- **TEXTE**
**********

Mer. Avr 17th, 2024

Par Hanna Krabchi

Au Québec, le mois de février est celui de l’histoire des Noirs depuis maintenant 10 ans. Dédié à mettre de l’avant les contributions des communautés noires à l’histoire et au développement de la province, un collectif d’étudiantes et d’étudiants de l’Université a décidé de souligner l’événement avec une variété d’activités. Avec pour objectif la sensibilisation aux enjeux raciaux et culturels des communautés noires et racisées, la mise en valeur d’une perspective historique non occidentalocentrée, la promotion de l’art afro sous toutes ses formes et la promotion d’une réflexion sur le concept d’intersectionnalité, le collectif MHNUS a invité, le mardi 24 janvier, le professeur du département d’histoire Patrick Dramé, à donner une conférence sur l’Afrique traditionnelle. À la suite de sa présentation, je me suis entretenue avec Pr Dramé pour en savoir plus sur ce que signifie pour lui la célébration du Mois de l’histoire des Noirs.

Le mois de février est officiellement celui du Mois de l’histoire des Noirs au Québec depuis une décennie seulement, comparativement aux États-Unis, qui le soulignent depuis plusieurs décennies déjà. Le Québec est tout de même tardif sur cette question, non?

**********

- **LIGNES DE DONNÉES**
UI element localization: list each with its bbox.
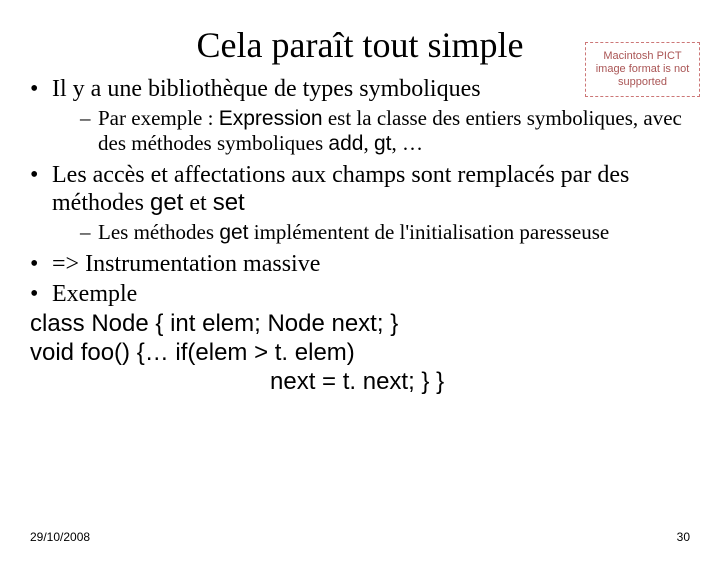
code-line-3: next = t. next; } } (270, 368, 444, 395)
bullet-1: Il y a une bibliothèque de types symboli… (30, 76, 690, 156)
code-line-1: class Node { int elem; Node next; } (30, 310, 398, 337)
sub1-add: add (328, 132, 363, 155)
code-block: class Node { int elem; Node next; } void… (30, 310, 690, 396)
bullet-3: => Instrumentation massive (30, 251, 690, 279)
bullet2-part-a: Les accès et affectations aux champs son… (52, 162, 629, 217)
sub2-part-a: Les méthodes (98, 220, 219, 244)
footer-page-number: 30 (677, 530, 690, 544)
bullet-4-text: Exemple (52, 281, 137, 307)
bullet2-set: set (213, 189, 245, 216)
bullet-4: Exemple (30, 281, 690, 309)
bullet-3-text: => Instrumentation massive (52, 251, 320, 277)
sub1-expression: Expression (219, 107, 323, 130)
sub1-part-a: Par exemple : (98, 106, 219, 130)
bullet2-get: get (150, 189, 183, 216)
footer-date: 29/10/2008 (30, 530, 90, 544)
bullet2-et: et (183, 190, 212, 216)
sub1-comma: , (363, 131, 374, 155)
code-line-2: void foo() {… if(elem > t. elem) (30, 339, 355, 366)
sub-bullet-1: Par exemple : Expression est la classe d… (80, 106, 690, 156)
bullet-1-text: Il y a une bibliothèque de types symboli… (52, 76, 481, 102)
slide: Macintosh PICT image format is not suppo… (0, 24, 720, 564)
sub2-get: get (219, 221, 248, 244)
bullet-2: Les accès et affectations aux champs son… (30, 162, 690, 245)
sub2-part-c: implémentent de l'initialisation paresse… (249, 220, 610, 244)
sub1-ellipsis: , … (391, 131, 423, 155)
slide-content: Il y a une bibliothèque de types symboli… (0, 76, 720, 397)
sub-bullet-2: Les méthodes get implémentent de l'initi… (80, 220, 690, 245)
sub1-gt: gt (374, 132, 392, 155)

**********

- **CONSIGNES**
a – Répondez à ces questions d'après le texte :
(i) Depuis combien d'années février est-il le mois de l'histoire des Noirs au Québec ?
(ii) Sur quel sujet portait la conférence donnée par Patrick Dramé ?
(iii) Quel pays souligne ce mois depuis plusieurs décennies déjà ?
b – Modifiez le passage du texte qui commence par les mots contenant « Le mois de février est officiellement » et se termine par « cette question, non? » : remplacez « plusieurs décennies » par « de nombreuses années », puis donnez le passage en entier.
Le matériel n'intervient pas dans cet exercice.

- **CORRIGÉ**
a –
(i) Depuis 10 ans.
(ii) Sur l'Afrique traditionnelle.
(iii) Les États-Unis.

b –
Le mois de février est officiellement celui du Mois de l’histoire des Noirs au Québec depuis une décennie seulement, comparativement aux États-Unis, qui le soulignent depuis de nombreuses années déjà. Le Québec est tout de même tardif sur cette question, non?